# INSTRUCTIONS TO FOLLOW:
Return all lines where the word "Agatsuma" can be found.

# SUPPLIED DATA:
# # # #
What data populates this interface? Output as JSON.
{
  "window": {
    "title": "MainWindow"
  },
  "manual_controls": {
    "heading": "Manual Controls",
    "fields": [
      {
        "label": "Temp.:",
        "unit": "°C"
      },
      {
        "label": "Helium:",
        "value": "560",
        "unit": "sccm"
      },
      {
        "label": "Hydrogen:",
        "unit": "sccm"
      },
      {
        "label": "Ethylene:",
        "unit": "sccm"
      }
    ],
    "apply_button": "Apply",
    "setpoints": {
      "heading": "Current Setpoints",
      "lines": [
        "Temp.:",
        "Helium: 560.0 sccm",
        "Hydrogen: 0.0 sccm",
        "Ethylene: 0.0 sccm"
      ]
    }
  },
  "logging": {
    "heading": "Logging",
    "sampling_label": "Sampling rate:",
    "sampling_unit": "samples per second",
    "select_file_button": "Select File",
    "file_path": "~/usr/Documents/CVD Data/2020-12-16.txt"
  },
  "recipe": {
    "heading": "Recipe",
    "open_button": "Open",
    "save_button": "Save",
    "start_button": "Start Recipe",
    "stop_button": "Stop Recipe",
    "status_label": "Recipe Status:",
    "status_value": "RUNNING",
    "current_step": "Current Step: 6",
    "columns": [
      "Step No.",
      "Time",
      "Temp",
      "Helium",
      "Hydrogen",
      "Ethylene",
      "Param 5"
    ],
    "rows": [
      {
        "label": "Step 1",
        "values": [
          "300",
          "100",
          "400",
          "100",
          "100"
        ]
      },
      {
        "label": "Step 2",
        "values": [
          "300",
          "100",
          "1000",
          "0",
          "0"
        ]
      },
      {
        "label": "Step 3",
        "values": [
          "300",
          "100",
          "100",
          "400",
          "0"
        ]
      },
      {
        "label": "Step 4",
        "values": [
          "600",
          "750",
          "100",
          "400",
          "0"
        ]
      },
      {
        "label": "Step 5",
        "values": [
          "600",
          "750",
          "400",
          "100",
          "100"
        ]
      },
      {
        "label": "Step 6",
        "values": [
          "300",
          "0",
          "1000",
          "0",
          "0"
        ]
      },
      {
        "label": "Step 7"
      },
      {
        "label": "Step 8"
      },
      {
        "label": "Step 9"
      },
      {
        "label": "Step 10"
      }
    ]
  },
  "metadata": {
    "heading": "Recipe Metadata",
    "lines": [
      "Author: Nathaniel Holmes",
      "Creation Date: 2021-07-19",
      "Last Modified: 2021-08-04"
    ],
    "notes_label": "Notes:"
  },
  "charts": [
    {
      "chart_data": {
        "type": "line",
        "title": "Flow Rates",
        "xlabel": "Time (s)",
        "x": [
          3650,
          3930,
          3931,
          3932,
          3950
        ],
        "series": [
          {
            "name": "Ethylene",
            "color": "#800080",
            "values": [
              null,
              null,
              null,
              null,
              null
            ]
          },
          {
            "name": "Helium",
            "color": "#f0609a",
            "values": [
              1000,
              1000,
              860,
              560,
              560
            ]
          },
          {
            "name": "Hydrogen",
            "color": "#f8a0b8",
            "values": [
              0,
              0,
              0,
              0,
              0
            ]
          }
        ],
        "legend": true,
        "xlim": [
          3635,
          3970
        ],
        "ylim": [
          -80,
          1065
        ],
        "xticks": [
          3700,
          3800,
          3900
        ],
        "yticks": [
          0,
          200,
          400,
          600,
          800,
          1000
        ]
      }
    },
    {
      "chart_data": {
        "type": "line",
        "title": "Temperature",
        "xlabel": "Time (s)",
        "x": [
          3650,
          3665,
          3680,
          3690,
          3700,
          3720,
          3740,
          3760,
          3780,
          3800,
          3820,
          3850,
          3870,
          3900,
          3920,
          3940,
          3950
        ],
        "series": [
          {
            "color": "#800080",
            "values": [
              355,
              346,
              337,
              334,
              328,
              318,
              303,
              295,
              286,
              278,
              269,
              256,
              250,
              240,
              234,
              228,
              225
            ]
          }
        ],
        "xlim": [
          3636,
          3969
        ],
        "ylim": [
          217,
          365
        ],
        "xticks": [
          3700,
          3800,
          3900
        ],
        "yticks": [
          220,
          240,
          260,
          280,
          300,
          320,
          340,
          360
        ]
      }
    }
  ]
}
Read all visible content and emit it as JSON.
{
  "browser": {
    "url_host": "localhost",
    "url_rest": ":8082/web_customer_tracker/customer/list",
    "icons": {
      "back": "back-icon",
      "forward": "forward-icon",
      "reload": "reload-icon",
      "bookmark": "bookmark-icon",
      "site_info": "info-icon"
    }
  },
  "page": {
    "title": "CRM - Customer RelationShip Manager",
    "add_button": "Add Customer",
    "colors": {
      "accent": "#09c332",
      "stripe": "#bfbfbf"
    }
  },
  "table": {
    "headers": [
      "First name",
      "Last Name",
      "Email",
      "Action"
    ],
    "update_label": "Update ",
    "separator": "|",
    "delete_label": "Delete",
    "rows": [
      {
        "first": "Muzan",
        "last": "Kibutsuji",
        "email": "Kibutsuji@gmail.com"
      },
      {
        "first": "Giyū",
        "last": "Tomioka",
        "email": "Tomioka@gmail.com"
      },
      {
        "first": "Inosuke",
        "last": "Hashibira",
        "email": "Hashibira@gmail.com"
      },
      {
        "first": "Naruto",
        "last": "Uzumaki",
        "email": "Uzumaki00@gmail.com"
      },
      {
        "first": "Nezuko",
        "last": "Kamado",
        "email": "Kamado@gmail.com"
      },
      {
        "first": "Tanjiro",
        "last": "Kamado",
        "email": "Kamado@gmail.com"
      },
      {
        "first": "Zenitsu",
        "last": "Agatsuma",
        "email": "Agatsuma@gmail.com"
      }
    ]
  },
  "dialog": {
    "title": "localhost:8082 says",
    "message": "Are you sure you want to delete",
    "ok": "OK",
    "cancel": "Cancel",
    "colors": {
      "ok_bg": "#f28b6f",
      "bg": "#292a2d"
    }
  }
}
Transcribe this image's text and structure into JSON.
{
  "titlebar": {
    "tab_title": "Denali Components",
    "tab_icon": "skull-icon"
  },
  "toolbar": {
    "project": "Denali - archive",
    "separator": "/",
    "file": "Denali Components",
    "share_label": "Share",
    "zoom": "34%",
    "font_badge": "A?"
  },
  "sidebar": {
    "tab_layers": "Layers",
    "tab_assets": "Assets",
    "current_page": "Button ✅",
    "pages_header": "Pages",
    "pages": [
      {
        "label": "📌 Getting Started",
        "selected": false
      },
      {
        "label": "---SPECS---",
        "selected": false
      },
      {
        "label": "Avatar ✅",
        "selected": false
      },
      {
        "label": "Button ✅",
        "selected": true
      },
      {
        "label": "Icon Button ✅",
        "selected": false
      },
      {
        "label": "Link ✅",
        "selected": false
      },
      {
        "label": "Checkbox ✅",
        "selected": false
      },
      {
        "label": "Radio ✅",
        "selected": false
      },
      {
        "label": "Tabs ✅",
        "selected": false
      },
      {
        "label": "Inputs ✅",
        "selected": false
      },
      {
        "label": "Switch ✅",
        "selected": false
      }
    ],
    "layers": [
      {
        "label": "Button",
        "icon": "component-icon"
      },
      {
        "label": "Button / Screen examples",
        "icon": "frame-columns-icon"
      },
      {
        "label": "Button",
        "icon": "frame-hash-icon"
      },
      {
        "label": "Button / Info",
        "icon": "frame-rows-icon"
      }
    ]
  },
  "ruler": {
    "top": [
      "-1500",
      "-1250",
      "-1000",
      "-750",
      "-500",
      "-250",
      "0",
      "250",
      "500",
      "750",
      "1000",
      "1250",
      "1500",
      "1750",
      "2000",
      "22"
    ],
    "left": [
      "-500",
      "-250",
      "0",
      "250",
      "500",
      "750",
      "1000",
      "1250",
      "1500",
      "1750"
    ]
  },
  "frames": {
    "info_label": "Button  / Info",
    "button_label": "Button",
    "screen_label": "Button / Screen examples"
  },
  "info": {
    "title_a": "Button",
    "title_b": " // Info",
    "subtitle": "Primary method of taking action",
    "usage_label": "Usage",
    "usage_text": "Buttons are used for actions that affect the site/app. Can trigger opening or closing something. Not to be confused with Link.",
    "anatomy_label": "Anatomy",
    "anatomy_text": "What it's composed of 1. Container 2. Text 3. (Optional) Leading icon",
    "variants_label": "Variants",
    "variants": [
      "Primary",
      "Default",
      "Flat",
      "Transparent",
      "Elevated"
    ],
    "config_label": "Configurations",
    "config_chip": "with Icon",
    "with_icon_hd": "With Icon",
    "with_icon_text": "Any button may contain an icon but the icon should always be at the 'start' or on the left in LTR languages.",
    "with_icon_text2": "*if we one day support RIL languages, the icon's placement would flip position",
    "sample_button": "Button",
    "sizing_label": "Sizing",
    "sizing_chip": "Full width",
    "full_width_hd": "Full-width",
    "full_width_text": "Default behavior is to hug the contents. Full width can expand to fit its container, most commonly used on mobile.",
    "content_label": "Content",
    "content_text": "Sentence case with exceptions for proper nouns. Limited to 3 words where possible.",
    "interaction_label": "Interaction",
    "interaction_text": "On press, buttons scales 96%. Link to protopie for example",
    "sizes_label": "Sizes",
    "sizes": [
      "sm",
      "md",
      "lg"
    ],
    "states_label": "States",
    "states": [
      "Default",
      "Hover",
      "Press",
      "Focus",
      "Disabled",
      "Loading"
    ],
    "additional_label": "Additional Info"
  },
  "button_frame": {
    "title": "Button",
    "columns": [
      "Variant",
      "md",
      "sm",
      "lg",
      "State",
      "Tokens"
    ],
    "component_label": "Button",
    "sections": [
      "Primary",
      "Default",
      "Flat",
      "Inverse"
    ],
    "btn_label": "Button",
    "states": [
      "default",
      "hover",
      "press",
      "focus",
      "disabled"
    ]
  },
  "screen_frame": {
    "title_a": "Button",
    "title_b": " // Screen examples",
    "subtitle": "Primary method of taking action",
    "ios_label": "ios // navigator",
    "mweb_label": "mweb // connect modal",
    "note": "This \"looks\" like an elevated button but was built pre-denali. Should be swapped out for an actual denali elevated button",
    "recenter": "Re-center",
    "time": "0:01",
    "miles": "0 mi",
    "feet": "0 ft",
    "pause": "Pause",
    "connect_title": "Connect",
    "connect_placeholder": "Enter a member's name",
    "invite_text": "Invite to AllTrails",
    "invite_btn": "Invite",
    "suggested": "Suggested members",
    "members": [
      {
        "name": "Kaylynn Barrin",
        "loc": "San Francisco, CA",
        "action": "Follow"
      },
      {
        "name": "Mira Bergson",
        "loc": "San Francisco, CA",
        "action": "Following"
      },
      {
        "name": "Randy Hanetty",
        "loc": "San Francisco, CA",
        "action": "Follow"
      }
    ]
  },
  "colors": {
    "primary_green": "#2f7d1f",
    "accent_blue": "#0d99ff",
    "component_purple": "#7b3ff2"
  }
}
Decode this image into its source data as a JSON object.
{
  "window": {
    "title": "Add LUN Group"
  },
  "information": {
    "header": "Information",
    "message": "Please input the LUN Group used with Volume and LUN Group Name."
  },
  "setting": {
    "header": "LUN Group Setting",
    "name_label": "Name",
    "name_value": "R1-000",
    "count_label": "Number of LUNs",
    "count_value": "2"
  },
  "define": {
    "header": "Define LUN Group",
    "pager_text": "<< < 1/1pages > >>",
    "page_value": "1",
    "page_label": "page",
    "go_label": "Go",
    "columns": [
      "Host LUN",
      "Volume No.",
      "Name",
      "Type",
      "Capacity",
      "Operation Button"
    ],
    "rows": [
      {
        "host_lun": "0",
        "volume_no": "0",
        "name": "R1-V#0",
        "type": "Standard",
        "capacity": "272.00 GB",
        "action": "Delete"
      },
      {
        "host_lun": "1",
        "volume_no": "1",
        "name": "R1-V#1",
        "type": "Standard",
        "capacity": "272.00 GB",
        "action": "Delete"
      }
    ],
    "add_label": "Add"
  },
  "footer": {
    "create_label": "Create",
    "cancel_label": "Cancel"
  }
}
# # # #
# SOLUTION TO THE EXERCISE:
        "last": "Agatsuma",
        "email": "Agatsuma@gmail.com"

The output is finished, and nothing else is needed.